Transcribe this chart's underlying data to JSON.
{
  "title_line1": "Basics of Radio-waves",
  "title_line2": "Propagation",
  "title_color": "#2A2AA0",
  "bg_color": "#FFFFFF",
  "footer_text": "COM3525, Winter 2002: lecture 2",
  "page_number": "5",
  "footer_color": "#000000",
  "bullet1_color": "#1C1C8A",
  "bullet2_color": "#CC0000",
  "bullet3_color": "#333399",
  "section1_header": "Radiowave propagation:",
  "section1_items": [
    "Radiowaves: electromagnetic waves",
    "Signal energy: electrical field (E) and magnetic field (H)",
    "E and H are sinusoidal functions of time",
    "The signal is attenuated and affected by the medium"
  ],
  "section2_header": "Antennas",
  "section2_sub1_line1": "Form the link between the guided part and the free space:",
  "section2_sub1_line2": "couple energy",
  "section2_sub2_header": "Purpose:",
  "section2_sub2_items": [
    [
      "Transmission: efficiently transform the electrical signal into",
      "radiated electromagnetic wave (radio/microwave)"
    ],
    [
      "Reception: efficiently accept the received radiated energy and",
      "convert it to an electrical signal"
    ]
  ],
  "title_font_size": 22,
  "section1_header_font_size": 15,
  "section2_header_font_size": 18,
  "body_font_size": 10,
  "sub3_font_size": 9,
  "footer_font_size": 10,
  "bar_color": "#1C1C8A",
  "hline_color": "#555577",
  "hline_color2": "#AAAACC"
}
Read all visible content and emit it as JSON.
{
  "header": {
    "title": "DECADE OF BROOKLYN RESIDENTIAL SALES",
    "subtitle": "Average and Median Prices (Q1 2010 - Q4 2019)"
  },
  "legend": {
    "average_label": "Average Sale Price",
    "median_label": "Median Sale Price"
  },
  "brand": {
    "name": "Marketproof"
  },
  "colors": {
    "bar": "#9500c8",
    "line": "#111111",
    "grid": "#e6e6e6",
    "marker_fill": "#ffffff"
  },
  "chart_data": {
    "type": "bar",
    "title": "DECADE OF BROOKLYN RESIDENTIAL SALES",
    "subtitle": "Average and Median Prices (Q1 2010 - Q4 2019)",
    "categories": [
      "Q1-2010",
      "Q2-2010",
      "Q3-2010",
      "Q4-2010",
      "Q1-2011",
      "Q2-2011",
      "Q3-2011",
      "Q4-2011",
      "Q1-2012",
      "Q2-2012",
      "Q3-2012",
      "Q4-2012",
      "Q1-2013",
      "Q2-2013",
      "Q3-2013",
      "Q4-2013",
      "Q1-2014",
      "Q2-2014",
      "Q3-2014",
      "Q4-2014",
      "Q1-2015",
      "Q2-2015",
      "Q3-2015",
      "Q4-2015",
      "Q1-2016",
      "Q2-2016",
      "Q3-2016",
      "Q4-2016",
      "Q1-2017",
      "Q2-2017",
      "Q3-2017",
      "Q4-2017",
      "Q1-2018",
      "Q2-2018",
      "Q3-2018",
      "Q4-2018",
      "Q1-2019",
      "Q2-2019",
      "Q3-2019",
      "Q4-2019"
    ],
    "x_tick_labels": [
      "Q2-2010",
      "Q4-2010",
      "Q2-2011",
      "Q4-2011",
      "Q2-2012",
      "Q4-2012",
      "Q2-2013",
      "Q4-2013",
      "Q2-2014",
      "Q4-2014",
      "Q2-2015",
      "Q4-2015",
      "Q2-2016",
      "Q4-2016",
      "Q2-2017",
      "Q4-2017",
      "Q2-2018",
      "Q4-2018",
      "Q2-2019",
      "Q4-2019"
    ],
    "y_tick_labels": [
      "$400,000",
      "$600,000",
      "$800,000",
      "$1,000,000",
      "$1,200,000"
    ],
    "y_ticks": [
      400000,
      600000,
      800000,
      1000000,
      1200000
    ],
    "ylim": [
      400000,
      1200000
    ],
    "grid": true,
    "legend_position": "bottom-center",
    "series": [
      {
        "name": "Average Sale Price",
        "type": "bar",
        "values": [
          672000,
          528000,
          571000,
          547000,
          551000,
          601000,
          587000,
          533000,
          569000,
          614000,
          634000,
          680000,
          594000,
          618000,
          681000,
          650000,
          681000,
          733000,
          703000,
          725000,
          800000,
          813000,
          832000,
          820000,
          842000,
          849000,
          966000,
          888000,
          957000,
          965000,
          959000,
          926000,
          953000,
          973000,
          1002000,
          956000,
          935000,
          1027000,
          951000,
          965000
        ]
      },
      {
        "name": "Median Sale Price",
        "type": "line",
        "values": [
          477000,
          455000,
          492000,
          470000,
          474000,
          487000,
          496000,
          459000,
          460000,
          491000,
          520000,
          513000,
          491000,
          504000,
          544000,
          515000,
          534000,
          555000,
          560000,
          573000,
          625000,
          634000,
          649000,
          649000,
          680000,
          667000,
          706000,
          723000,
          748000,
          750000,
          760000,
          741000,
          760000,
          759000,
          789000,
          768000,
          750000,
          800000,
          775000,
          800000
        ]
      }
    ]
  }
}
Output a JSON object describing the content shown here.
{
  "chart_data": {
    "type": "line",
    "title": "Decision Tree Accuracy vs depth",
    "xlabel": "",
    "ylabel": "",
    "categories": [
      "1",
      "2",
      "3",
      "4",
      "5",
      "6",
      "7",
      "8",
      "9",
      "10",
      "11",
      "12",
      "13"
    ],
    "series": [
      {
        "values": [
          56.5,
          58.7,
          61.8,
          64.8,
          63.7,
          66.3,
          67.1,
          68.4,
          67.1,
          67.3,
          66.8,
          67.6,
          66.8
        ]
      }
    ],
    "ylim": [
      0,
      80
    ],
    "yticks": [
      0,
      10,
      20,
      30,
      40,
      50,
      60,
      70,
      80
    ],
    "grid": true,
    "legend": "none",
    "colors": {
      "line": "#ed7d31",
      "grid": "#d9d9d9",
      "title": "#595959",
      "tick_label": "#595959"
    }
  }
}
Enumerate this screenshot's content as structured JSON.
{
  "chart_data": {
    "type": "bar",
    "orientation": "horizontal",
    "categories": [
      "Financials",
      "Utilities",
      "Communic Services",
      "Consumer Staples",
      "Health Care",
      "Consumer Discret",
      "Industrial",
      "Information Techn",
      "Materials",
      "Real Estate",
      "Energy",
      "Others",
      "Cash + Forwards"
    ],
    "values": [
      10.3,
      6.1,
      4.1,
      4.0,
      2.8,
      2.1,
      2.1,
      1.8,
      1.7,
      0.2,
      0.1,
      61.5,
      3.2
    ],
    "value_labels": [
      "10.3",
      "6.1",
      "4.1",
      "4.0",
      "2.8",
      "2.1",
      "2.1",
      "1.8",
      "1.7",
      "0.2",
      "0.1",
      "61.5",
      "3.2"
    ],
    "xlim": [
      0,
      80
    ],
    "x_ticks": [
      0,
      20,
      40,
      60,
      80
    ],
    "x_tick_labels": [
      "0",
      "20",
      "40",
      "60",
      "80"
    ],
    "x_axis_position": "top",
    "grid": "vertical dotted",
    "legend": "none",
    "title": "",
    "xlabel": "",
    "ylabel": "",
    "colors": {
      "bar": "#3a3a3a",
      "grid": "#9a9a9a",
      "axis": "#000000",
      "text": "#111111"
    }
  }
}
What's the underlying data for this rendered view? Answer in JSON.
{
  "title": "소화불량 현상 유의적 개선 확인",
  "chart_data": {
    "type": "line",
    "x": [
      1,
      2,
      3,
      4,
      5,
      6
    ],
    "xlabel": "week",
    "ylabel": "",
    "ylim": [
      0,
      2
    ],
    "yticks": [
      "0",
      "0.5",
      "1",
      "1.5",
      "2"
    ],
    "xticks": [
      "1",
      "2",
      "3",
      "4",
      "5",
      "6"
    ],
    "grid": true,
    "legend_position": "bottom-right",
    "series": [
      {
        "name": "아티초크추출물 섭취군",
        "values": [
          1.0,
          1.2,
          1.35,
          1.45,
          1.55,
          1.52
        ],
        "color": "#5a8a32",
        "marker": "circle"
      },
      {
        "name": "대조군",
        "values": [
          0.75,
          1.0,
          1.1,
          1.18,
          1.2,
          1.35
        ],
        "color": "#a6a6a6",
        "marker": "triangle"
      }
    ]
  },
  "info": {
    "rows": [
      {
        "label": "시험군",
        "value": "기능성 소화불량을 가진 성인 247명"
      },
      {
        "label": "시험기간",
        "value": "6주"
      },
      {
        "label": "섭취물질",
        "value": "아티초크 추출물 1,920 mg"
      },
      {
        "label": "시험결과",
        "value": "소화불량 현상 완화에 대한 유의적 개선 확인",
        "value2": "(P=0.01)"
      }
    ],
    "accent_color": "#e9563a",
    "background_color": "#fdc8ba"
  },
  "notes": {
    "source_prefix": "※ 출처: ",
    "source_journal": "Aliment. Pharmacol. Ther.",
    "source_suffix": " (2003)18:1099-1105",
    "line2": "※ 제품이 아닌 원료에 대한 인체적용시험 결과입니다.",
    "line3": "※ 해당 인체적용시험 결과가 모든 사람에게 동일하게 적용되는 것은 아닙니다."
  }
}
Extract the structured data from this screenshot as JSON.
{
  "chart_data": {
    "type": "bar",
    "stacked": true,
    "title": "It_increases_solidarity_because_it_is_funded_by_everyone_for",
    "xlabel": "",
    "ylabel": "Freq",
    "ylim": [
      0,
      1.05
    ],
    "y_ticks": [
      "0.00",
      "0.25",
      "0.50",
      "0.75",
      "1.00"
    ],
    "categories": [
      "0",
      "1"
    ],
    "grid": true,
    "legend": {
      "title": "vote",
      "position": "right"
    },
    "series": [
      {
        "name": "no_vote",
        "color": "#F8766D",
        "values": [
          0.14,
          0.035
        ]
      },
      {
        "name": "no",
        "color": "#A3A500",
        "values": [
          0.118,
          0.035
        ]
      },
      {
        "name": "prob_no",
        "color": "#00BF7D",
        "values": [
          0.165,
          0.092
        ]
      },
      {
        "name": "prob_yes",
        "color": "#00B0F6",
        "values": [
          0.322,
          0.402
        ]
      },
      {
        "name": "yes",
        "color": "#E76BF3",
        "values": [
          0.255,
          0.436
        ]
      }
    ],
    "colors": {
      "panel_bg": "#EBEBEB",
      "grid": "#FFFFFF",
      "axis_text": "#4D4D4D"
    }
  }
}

====================

* **The task**: List each line of the records that holds the string "right".

* **Worked answer**:
    "legend_position": "bottom-right",
      "position": "right"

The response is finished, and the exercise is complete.